> **Your objective**
Reproduce the records below word for word, from the first line through the line containing "line-label: OI bbox=[453, 68, 466, 81]". Include that line too.

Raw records
####################
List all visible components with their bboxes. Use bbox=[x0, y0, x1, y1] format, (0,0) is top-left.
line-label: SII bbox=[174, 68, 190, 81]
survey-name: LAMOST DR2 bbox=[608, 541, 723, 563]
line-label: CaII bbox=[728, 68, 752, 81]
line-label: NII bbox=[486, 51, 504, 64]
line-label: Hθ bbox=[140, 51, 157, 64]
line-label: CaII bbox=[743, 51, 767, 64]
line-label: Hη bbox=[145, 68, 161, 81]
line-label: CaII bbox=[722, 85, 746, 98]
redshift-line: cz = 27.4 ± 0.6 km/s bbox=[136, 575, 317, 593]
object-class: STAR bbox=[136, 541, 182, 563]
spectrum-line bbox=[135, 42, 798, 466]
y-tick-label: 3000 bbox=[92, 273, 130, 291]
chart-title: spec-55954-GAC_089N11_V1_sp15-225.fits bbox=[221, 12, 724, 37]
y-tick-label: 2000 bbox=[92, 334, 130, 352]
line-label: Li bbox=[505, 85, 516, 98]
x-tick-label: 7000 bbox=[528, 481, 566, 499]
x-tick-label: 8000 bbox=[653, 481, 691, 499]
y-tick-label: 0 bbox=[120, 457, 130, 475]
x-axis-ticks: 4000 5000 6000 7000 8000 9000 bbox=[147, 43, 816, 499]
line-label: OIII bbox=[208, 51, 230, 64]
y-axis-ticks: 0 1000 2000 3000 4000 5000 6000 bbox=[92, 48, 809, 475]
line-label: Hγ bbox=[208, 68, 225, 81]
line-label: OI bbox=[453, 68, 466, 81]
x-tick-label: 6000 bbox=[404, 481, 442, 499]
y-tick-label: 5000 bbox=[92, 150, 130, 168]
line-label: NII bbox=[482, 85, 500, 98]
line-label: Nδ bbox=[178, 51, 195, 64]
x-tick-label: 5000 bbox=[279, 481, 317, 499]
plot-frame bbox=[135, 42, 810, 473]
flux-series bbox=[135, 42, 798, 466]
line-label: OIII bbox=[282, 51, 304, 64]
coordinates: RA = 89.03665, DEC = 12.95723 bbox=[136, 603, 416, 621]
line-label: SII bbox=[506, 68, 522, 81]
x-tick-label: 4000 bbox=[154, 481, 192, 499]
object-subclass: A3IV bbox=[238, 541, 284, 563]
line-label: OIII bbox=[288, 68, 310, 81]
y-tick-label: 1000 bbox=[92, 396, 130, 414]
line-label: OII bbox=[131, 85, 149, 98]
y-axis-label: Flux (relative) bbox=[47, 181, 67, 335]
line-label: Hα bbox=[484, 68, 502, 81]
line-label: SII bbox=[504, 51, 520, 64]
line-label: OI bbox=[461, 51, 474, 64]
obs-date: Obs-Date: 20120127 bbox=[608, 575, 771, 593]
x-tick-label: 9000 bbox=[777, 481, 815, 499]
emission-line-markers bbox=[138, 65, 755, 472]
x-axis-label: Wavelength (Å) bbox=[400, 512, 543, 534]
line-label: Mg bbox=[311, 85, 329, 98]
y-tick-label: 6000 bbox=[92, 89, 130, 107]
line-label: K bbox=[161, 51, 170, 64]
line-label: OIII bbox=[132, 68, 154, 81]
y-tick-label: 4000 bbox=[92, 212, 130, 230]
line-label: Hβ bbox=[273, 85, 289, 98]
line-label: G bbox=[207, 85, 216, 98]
####################
> **Answer to the task**
List all visible components with their bboxes. Use bbox=[x0, y0, x1, y1] format, (0,0) is top-left.
line-label: SII bbox=[174, 68, 190, 81]
survey-name: LAMOST DR2 bbox=[608, 541, 723, 563]
line-label: CaII bbox=[728, 68, 752, 81]
line-label: NII bbox=[486, 51, 504, 64]
line-label: Hθ bbox=[140, 51, 157, 64]
line-label: CaII bbox=[743, 51, 767, 64]
line-label: Hη bbox=[145, 68, 161, 81]
line-label: CaII bbox=[722, 85, 746, 98]
redshift-line: cz = 27.4 ± 0.6 km/s bbox=[136, 575, 317, 593]
object-class: STAR bbox=[136, 541, 182, 563]
spectrum-line bbox=[135, 42, 798, 466]
y-tick-label: 3000 bbox=[92, 273, 130, 291]
chart-title: spec-55954-GAC_089N11_V1_sp15-225.fits bbox=[221, 12, 724, 37]
y-tick-label: 2000 bbox=[92, 334, 130, 352]
line-label: Li bbox=[505, 85, 516, 98]
x-tick-label: 7000 bbox=[528, 481, 566, 499]
x-tick-label: 8000 bbox=[653, 481, 691, 499]
y-tick-label: 0 bbox=[120, 457, 130, 475]
x-axis-ticks: 4000 5000 6000 7000 8000 9000 bbox=[147, 43, 816, 499]
line-label: OIII bbox=[208, 51, 230, 64]
y-axis-ticks: 0 1000 2000 3000 4000 5000 6000 bbox=[92, 48, 809, 475]
line-label: Hγ bbox=[208, 68, 225, 81]
line-label: OI bbox=[453, 68, 466, 81]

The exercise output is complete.